→ **EXERCISE REQUIREMENTS**
Count, in the entries, the lines with "icon". Answer with the number only.

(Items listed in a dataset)
- - -

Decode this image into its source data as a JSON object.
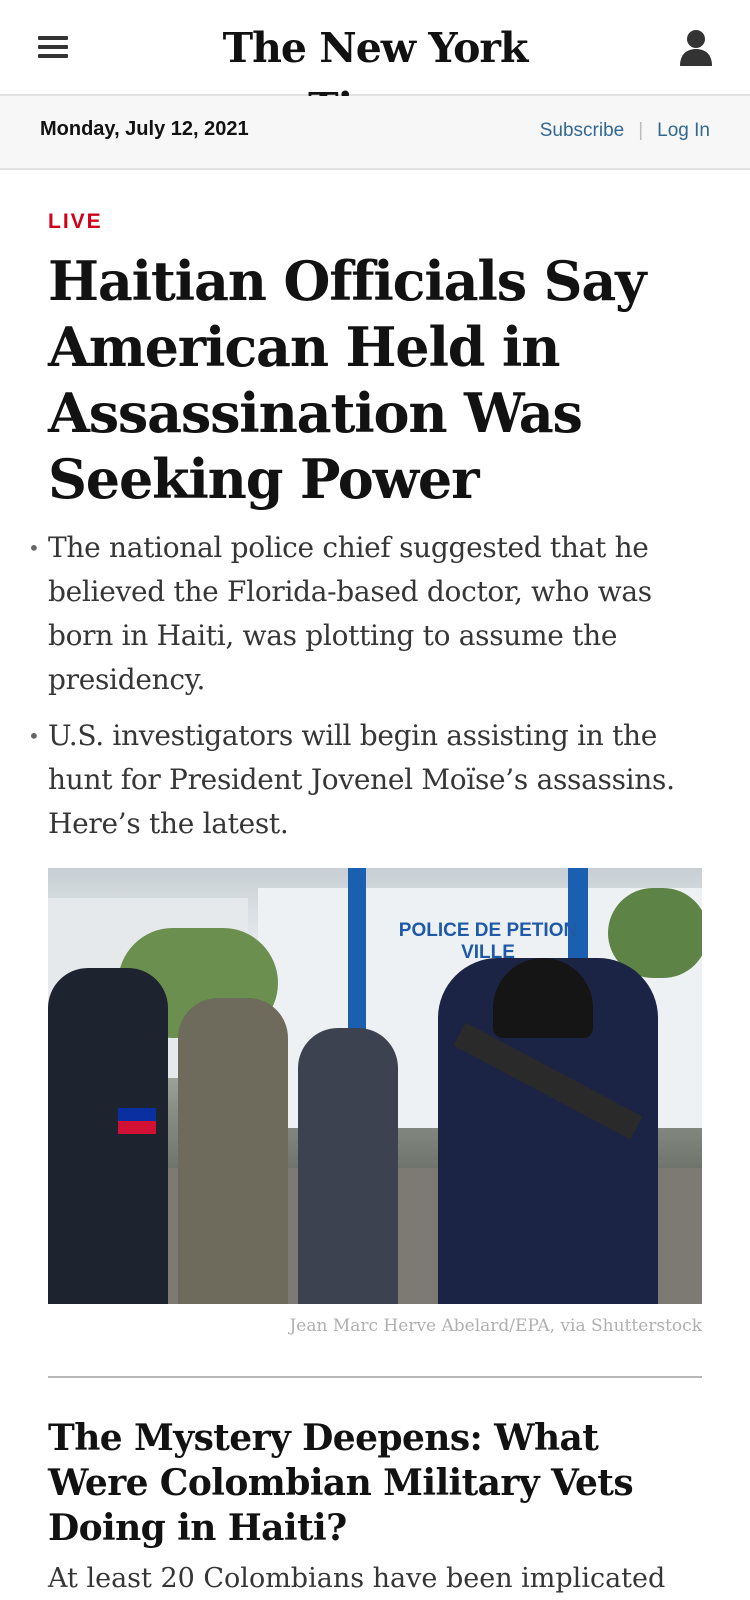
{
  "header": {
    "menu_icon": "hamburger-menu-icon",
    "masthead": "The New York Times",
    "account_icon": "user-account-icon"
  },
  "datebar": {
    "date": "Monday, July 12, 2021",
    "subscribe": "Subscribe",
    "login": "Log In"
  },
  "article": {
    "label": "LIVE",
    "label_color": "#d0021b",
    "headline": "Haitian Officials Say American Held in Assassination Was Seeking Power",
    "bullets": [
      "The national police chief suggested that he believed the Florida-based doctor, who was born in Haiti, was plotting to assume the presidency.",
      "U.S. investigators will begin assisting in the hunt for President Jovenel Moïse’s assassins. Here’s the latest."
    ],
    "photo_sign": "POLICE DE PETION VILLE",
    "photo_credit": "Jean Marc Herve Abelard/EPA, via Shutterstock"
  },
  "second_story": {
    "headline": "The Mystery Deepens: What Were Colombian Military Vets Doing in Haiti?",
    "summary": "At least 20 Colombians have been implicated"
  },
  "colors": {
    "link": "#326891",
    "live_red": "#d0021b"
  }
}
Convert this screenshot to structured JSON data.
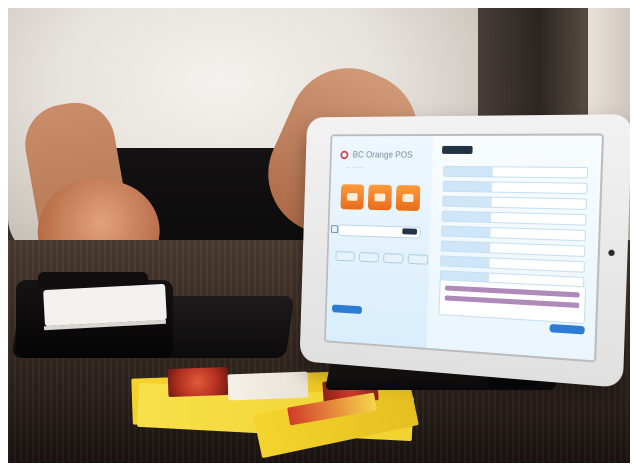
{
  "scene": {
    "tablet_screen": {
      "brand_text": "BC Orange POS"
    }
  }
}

- - -

→ **RESPONSE TO THIS EXERCISE**
2